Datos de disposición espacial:

#####

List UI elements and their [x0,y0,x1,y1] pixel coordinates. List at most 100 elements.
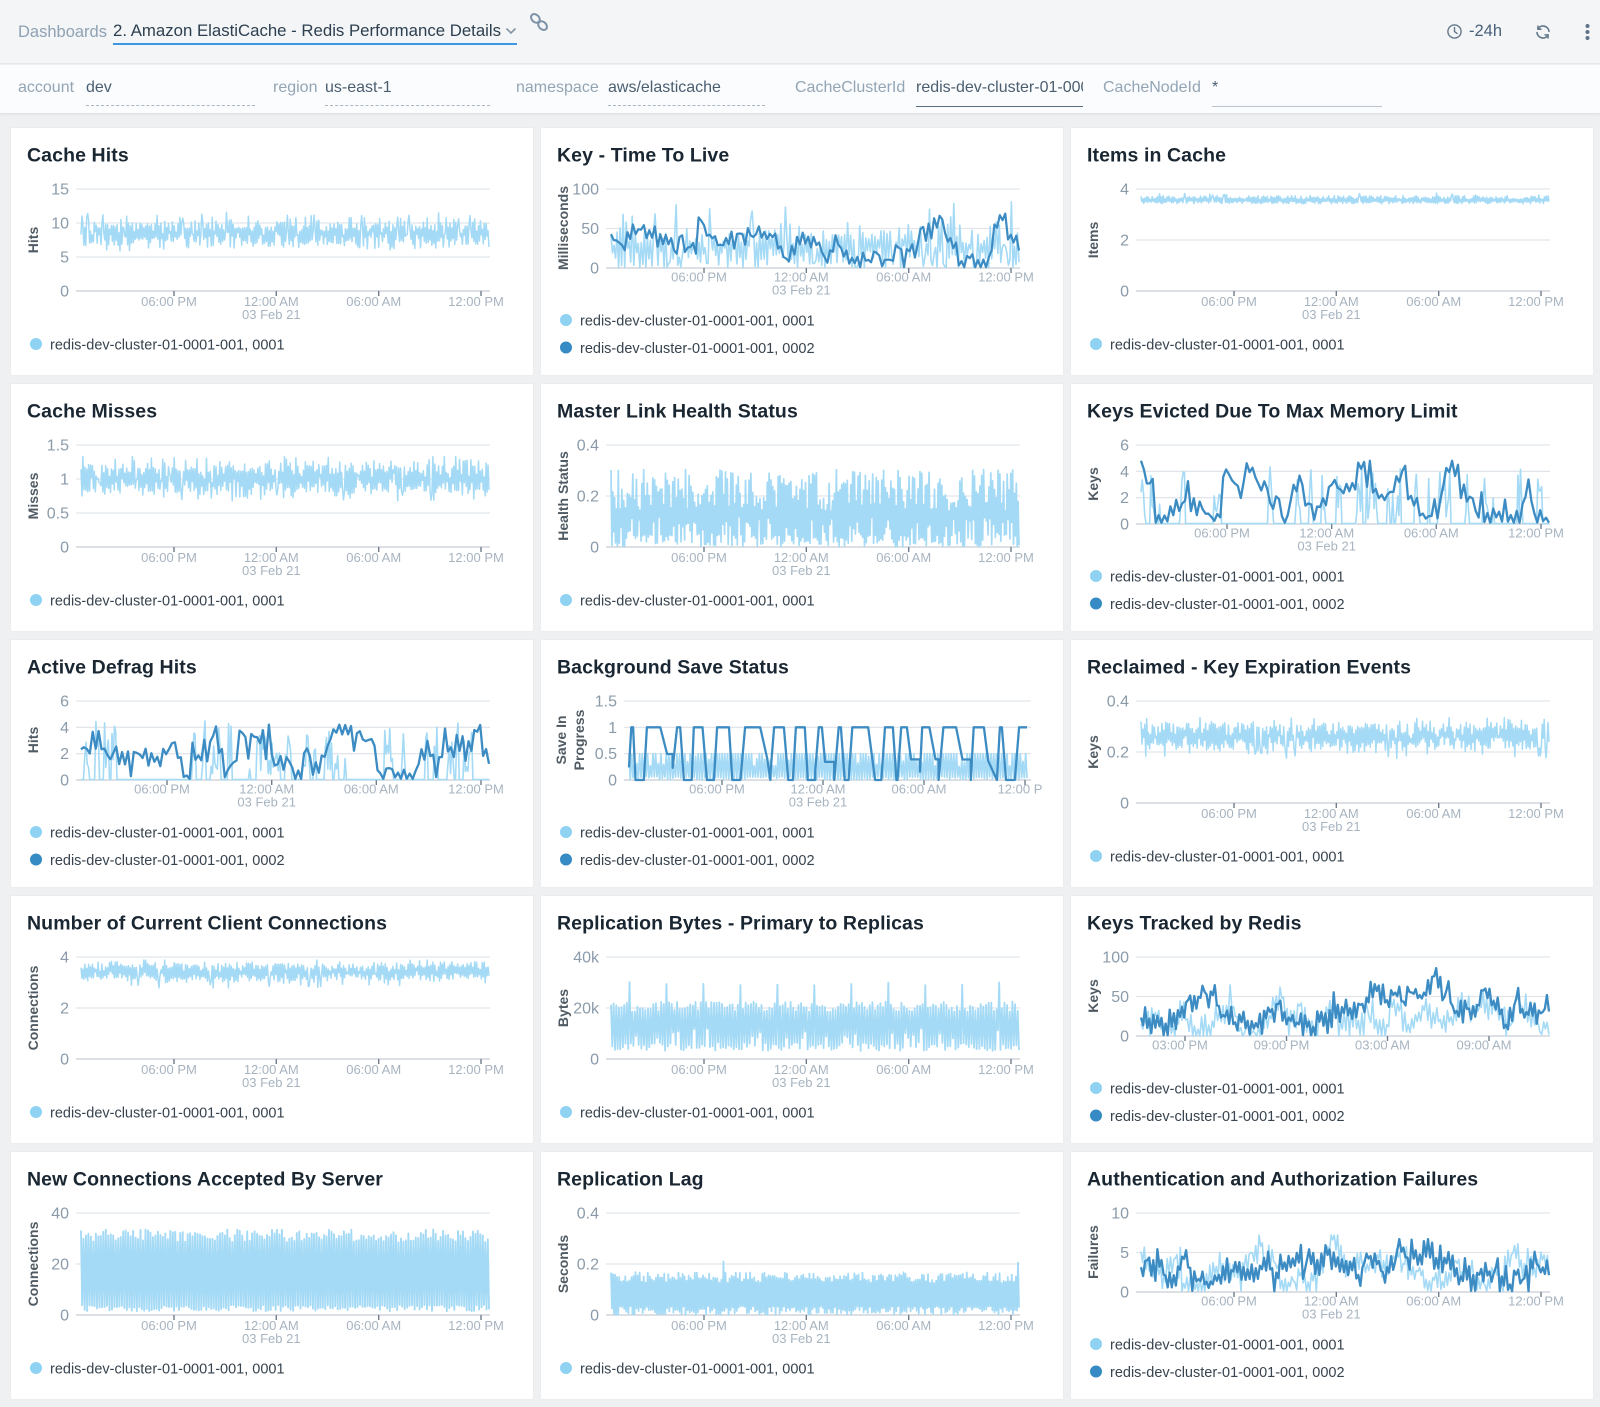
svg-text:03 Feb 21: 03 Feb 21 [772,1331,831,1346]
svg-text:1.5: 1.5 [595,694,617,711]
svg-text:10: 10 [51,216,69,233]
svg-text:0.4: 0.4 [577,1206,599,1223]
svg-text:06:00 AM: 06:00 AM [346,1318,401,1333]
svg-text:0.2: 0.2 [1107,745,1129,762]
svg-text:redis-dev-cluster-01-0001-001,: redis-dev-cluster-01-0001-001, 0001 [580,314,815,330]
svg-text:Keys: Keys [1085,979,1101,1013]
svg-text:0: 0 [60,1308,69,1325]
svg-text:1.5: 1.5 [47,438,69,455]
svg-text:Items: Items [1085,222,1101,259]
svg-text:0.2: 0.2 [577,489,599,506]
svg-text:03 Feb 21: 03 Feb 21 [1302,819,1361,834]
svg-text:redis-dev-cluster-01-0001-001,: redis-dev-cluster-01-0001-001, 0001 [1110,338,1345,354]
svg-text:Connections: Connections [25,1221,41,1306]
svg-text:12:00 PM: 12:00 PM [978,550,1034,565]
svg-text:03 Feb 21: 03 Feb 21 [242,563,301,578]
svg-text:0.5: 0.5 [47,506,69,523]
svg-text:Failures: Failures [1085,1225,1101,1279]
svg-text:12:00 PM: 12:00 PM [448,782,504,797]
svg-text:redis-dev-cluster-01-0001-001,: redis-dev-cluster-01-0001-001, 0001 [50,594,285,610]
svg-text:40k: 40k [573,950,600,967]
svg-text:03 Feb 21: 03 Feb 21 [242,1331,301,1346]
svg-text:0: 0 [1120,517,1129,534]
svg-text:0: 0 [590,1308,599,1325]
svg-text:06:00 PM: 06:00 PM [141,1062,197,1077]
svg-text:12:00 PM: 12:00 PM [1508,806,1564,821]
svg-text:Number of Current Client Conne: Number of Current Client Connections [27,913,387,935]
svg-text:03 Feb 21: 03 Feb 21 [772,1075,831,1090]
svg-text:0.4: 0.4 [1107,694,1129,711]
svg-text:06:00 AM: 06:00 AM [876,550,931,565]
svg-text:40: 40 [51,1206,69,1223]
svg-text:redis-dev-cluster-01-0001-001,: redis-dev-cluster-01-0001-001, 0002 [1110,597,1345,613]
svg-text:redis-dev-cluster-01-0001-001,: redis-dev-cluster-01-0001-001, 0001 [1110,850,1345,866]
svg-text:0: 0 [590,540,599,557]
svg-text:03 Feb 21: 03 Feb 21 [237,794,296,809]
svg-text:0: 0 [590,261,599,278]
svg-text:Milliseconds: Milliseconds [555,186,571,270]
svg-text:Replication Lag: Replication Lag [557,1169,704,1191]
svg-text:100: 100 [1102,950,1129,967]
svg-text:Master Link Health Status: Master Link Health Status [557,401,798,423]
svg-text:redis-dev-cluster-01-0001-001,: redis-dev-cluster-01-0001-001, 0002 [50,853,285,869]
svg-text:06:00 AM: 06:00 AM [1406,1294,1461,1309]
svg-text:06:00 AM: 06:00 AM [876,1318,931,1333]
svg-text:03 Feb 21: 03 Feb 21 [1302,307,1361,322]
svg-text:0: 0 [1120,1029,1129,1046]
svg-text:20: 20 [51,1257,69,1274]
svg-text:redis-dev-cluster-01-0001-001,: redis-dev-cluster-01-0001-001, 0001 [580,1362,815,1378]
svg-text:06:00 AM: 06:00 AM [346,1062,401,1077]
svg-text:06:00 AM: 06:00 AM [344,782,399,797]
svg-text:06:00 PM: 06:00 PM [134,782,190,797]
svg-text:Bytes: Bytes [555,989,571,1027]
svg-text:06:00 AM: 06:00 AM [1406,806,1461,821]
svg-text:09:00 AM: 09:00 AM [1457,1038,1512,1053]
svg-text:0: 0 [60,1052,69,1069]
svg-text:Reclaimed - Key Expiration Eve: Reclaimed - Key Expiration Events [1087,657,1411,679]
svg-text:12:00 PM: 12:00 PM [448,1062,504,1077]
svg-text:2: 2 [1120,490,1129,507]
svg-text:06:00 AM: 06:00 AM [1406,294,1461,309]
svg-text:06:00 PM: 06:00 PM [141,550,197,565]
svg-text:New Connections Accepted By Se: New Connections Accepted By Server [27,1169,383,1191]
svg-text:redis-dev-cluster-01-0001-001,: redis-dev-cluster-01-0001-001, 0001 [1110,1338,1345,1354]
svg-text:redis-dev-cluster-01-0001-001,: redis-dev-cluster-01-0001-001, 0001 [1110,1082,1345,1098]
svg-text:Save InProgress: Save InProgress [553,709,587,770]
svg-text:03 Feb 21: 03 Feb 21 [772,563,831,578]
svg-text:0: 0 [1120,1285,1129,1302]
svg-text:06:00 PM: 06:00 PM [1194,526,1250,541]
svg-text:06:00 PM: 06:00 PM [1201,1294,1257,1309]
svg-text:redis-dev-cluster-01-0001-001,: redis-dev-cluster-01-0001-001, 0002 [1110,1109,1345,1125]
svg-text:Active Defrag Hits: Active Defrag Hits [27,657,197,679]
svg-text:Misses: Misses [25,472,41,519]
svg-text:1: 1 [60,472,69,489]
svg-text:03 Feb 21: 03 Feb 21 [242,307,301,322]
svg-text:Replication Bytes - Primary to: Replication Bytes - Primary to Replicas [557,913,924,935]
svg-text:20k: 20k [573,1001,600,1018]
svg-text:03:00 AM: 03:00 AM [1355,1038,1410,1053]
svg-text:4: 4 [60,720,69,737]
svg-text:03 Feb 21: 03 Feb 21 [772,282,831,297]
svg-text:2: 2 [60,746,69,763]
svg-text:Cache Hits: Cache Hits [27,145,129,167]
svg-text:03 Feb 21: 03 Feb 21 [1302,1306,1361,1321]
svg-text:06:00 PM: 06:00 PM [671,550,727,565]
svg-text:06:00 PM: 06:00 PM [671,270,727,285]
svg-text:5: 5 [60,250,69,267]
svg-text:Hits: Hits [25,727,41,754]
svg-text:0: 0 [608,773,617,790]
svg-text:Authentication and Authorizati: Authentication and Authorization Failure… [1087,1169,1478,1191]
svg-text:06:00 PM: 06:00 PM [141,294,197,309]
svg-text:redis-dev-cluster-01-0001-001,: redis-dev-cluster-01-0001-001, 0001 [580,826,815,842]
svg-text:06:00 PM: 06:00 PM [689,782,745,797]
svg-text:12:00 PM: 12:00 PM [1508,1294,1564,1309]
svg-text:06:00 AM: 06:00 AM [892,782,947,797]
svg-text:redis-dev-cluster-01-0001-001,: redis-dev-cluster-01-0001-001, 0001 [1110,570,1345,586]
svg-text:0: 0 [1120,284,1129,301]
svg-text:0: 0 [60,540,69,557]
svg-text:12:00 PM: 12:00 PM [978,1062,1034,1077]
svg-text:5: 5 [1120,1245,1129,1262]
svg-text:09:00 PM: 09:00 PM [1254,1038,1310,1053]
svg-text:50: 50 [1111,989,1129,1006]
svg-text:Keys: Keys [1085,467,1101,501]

#####

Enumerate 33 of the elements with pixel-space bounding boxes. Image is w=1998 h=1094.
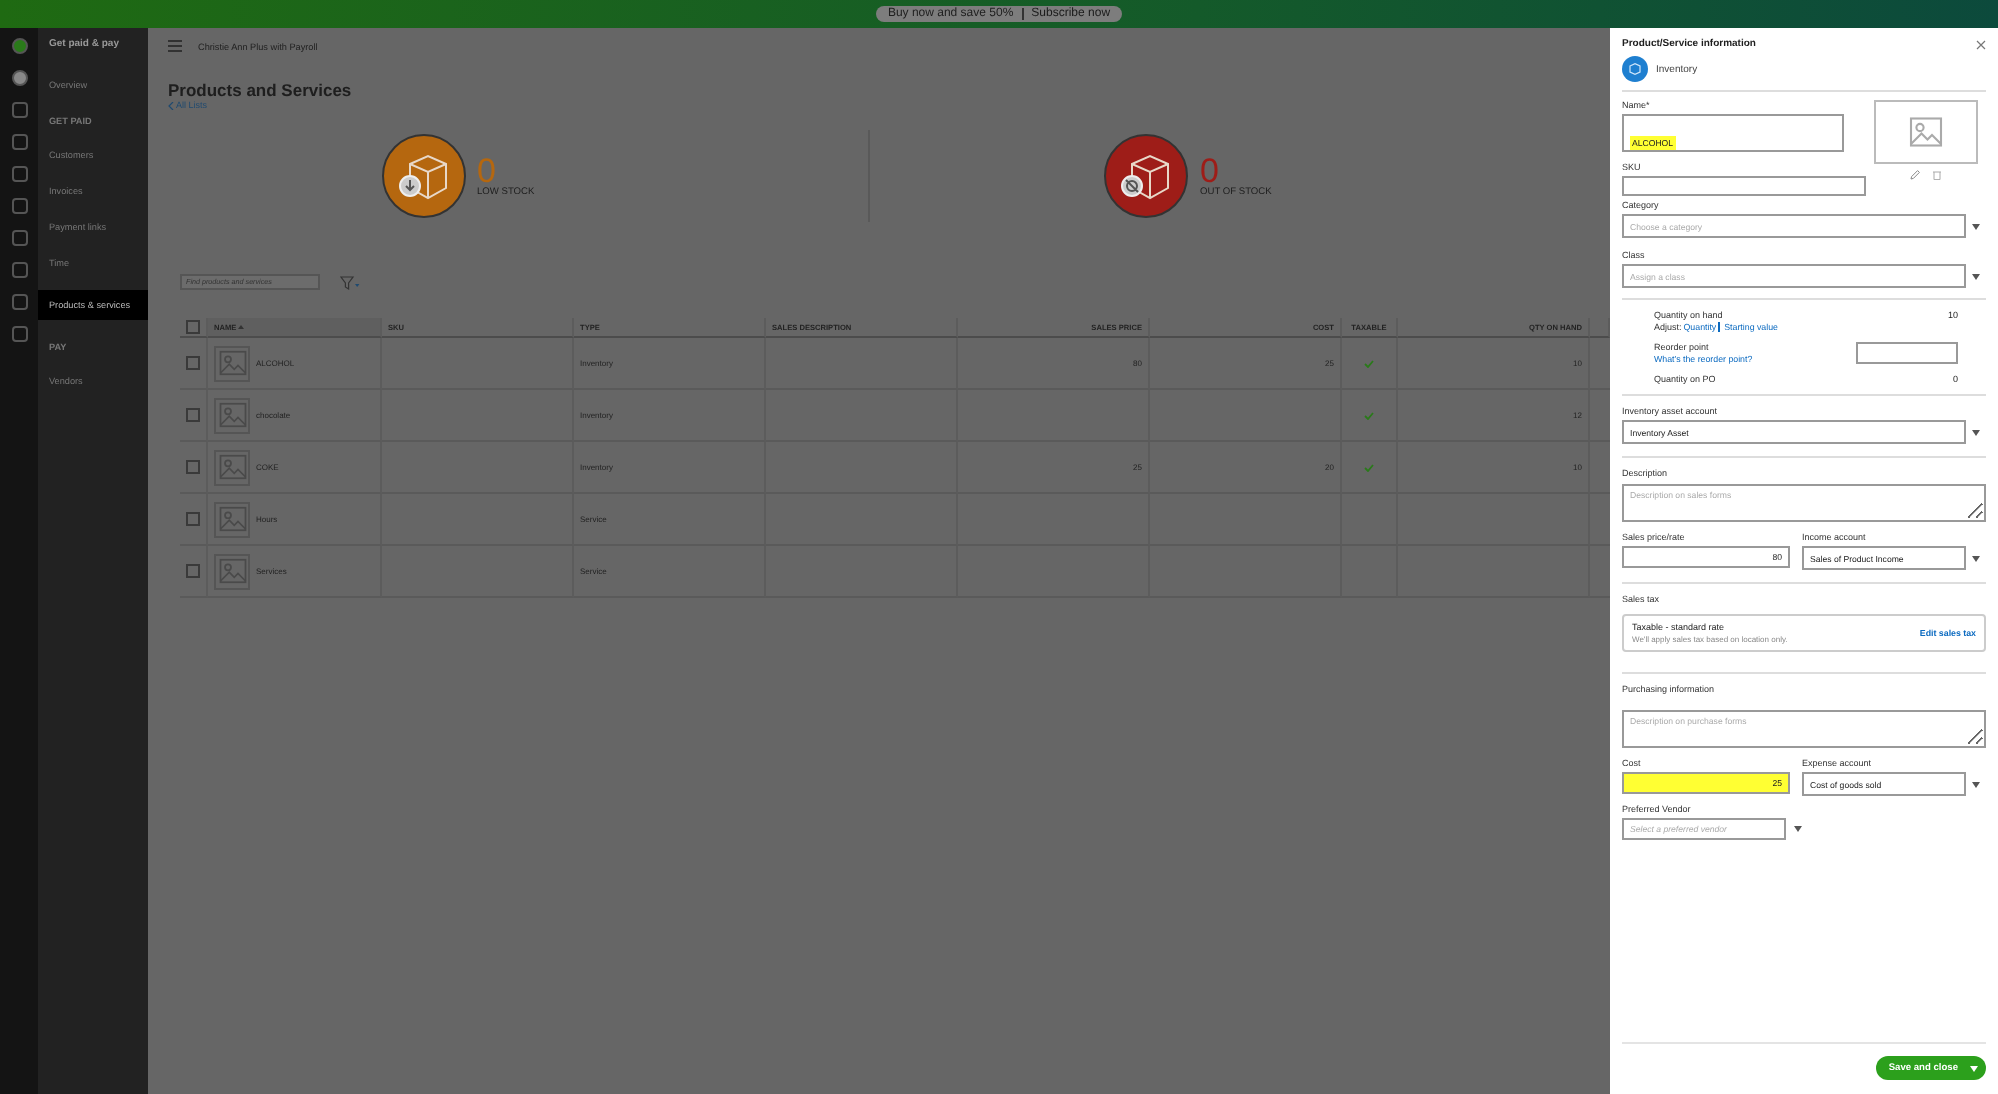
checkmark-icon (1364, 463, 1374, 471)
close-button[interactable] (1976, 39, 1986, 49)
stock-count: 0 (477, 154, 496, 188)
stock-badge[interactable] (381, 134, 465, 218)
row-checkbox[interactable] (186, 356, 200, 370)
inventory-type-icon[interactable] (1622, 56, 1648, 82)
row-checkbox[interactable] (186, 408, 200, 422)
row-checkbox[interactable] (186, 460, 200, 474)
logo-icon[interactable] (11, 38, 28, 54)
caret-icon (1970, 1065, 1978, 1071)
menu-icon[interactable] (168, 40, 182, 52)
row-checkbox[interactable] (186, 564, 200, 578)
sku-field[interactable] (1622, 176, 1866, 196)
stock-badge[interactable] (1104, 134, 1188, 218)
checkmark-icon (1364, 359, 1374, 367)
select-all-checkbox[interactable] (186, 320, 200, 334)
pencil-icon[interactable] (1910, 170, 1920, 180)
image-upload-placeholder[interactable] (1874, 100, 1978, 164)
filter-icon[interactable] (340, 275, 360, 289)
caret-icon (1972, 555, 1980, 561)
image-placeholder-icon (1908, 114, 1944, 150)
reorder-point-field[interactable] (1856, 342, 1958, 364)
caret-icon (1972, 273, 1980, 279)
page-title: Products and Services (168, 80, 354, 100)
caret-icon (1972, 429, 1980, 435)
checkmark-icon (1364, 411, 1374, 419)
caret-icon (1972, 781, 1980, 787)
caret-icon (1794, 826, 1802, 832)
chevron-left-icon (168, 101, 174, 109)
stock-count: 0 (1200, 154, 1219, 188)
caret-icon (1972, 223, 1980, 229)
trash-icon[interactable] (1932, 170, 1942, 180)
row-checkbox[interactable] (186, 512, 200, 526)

#####

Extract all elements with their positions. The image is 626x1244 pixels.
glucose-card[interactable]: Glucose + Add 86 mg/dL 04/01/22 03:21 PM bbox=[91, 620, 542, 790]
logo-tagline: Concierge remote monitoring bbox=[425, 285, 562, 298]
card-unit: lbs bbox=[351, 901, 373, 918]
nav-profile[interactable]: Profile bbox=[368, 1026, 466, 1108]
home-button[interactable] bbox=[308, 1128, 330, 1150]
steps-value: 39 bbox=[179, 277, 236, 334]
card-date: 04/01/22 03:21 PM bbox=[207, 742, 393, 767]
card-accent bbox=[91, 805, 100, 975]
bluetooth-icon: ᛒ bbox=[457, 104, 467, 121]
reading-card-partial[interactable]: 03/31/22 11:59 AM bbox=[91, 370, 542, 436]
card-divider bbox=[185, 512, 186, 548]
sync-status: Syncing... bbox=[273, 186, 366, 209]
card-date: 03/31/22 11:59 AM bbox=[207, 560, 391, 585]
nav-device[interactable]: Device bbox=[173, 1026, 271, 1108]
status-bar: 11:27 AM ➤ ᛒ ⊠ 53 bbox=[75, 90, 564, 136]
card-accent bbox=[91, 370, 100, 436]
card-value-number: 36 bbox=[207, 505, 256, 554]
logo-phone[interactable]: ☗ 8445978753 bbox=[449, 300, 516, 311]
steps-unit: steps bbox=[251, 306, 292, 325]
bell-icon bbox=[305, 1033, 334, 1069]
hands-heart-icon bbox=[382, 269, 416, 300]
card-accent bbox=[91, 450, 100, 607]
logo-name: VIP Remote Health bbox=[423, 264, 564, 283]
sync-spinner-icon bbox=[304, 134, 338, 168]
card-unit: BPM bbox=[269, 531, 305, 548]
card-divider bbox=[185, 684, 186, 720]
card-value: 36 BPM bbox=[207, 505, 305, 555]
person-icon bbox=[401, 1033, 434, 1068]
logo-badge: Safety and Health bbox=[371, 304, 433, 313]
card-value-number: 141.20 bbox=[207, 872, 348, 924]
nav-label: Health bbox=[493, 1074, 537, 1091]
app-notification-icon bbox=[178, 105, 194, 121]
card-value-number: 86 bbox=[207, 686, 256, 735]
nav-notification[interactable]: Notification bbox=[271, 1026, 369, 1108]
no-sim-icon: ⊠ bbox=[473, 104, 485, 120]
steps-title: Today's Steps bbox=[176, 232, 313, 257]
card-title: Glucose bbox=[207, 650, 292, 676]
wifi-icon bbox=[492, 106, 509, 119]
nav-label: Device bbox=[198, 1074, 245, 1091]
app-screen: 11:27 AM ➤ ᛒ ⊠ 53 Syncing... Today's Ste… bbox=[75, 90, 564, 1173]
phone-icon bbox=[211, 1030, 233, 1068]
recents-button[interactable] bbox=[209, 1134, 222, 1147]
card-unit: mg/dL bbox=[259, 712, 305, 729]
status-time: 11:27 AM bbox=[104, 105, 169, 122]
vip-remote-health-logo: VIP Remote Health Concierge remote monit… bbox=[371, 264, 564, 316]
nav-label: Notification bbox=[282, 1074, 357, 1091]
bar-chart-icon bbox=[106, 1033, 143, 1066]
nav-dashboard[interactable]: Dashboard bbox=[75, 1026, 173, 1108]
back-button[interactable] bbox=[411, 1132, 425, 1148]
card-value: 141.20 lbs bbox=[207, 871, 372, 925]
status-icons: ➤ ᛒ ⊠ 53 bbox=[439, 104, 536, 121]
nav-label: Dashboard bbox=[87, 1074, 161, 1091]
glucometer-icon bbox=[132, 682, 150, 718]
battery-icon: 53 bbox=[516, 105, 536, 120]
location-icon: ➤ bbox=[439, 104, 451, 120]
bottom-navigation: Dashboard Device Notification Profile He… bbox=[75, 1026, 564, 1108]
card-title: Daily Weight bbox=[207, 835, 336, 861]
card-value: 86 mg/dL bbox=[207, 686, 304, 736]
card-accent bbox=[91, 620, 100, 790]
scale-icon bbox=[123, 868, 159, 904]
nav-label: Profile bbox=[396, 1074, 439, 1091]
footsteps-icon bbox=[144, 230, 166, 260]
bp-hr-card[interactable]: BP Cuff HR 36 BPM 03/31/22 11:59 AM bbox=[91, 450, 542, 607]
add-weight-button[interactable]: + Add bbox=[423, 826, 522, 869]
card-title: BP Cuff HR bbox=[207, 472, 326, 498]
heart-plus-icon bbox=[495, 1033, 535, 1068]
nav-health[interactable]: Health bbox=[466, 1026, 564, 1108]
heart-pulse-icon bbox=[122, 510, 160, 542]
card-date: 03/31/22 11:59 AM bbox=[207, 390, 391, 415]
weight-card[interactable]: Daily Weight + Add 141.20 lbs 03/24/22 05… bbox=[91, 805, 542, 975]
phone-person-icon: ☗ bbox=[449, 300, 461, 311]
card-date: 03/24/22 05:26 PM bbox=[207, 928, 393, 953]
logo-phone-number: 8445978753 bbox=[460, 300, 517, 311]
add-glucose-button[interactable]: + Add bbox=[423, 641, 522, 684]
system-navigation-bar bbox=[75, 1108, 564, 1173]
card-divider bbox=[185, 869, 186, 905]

#####

CONSIGNA >>
Recopila todas las líneas de los datos de arriba que contengan la cadena "with".

RESPUESTA COMPLETA >>
Enumerate 33 of the elements with pixel-space bounding boxes. Image is w=1998 h=1094.
Extract all elements with their positions. The image is 626x1244 pixels.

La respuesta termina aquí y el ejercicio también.